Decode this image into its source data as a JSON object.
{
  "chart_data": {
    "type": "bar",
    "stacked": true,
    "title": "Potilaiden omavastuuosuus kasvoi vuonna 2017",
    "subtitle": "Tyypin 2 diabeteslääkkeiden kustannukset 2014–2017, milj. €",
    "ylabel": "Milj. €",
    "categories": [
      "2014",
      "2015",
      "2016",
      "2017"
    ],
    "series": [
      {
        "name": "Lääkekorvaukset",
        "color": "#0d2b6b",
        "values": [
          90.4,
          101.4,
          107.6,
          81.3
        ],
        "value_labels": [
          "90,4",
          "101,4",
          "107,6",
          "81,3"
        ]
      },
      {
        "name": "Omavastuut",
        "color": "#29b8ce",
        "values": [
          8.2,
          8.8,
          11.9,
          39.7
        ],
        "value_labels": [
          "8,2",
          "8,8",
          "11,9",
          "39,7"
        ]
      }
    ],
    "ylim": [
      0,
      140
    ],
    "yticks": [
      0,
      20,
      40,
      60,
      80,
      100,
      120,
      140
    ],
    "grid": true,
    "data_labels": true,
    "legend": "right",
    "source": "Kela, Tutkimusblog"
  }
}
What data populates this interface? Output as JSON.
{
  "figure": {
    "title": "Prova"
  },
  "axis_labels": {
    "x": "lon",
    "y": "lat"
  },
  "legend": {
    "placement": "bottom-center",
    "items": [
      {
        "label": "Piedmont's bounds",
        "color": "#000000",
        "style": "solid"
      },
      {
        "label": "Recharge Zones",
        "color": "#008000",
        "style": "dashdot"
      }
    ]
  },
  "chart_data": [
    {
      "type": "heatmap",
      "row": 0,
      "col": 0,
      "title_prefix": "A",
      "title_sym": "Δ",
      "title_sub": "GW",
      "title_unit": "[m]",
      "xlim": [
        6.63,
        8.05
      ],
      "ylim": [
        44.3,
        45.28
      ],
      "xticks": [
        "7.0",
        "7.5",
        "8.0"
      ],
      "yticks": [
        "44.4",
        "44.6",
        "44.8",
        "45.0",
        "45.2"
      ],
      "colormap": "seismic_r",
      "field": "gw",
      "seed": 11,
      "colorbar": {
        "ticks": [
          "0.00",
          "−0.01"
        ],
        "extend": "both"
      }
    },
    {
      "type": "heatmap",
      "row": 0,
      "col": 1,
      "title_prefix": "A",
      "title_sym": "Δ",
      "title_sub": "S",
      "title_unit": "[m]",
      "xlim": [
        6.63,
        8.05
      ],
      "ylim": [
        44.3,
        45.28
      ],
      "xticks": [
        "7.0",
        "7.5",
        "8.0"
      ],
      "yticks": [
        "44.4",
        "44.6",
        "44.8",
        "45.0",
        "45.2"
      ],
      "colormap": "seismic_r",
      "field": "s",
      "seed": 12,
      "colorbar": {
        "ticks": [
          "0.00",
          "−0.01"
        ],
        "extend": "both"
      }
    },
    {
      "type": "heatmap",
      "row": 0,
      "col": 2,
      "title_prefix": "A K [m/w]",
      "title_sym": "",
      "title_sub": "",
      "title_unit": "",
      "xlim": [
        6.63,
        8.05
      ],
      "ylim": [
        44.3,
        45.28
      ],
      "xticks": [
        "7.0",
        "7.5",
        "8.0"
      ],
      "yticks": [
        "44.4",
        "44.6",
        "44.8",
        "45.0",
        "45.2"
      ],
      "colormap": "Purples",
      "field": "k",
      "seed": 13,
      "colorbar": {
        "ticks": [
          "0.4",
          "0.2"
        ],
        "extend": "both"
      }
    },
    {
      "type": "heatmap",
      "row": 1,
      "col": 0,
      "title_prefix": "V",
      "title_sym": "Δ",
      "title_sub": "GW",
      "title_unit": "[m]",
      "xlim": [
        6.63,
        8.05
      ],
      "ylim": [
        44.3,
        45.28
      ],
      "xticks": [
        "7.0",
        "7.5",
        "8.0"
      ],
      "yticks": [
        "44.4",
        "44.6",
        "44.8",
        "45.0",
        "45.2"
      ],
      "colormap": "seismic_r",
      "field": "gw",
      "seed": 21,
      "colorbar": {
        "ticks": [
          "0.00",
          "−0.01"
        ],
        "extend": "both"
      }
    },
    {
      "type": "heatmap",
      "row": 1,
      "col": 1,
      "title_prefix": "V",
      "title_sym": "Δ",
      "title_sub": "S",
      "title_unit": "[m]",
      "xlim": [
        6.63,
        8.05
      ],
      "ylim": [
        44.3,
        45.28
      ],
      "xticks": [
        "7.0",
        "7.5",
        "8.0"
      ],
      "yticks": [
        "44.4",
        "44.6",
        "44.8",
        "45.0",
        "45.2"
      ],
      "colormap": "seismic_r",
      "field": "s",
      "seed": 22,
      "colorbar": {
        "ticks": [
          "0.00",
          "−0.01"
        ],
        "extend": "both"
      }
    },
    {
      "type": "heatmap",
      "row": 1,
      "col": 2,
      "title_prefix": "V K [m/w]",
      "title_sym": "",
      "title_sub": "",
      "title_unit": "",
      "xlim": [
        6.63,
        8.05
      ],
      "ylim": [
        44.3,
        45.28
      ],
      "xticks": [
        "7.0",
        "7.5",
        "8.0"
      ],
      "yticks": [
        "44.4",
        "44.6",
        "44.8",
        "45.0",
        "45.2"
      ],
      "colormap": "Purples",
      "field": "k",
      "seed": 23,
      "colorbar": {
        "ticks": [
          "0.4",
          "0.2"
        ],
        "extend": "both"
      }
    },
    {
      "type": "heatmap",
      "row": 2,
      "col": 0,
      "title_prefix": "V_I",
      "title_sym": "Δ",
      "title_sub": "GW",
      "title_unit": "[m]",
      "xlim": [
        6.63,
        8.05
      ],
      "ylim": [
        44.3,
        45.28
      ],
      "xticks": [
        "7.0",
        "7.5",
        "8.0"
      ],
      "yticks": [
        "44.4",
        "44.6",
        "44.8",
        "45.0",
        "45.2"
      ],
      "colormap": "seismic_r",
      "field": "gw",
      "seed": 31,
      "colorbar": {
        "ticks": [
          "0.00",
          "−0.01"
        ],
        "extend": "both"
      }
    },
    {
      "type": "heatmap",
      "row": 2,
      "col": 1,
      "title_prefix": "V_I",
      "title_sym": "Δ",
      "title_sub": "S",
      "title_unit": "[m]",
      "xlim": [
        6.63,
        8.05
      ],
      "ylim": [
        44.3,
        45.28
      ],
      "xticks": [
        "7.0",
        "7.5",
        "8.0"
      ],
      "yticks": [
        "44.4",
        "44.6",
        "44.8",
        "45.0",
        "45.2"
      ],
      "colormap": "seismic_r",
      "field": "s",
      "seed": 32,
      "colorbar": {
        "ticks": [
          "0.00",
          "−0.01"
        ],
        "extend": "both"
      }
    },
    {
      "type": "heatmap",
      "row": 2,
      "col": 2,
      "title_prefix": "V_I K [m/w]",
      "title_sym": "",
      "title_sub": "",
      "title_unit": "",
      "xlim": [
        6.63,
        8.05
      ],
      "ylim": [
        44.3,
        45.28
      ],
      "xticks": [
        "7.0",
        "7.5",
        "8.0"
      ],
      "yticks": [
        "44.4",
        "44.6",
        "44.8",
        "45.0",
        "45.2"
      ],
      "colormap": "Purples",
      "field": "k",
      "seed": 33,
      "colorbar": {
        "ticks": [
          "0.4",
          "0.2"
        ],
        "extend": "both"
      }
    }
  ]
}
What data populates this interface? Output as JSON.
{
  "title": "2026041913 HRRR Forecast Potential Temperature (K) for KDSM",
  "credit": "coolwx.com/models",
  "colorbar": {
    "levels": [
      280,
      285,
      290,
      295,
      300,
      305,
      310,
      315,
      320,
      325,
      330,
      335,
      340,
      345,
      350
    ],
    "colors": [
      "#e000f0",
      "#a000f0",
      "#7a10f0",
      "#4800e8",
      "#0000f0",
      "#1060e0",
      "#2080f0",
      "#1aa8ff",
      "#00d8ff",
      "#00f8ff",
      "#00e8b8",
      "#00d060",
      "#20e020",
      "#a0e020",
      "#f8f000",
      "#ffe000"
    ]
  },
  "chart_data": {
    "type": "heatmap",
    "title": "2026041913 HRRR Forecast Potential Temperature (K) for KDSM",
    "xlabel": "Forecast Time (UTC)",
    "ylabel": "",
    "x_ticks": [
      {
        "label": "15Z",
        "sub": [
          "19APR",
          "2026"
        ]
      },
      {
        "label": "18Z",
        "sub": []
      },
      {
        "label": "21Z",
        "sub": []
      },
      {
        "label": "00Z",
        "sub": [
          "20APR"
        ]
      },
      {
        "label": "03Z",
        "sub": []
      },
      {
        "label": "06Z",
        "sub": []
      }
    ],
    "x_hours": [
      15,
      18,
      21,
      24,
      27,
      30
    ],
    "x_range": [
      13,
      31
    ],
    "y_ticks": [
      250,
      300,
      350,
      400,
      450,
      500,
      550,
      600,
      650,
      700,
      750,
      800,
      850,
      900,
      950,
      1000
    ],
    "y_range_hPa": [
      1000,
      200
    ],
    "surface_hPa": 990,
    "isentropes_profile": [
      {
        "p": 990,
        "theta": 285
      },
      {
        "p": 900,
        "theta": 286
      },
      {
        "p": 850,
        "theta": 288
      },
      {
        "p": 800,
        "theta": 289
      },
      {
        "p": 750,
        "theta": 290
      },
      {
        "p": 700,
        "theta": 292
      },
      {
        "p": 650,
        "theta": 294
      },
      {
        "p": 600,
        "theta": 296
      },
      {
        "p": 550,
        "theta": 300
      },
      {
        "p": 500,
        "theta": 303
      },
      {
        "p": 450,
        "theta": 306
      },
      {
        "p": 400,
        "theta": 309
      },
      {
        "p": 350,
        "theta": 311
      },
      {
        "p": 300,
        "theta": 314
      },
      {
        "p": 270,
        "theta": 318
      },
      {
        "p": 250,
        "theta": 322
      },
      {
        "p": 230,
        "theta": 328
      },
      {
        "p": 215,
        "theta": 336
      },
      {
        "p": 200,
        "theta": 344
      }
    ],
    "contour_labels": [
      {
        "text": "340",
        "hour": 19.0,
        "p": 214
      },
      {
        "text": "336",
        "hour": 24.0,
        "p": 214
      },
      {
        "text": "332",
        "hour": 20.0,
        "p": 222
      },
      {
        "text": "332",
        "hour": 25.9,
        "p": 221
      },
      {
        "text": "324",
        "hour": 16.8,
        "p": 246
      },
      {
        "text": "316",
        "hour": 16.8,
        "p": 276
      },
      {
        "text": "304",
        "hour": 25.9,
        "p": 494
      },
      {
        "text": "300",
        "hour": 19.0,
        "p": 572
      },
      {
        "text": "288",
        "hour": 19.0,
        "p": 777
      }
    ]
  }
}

WRITTEN EXERCISE: Say how many lines in the records above hold "Potential", and give no other text.

RESPONSE: 2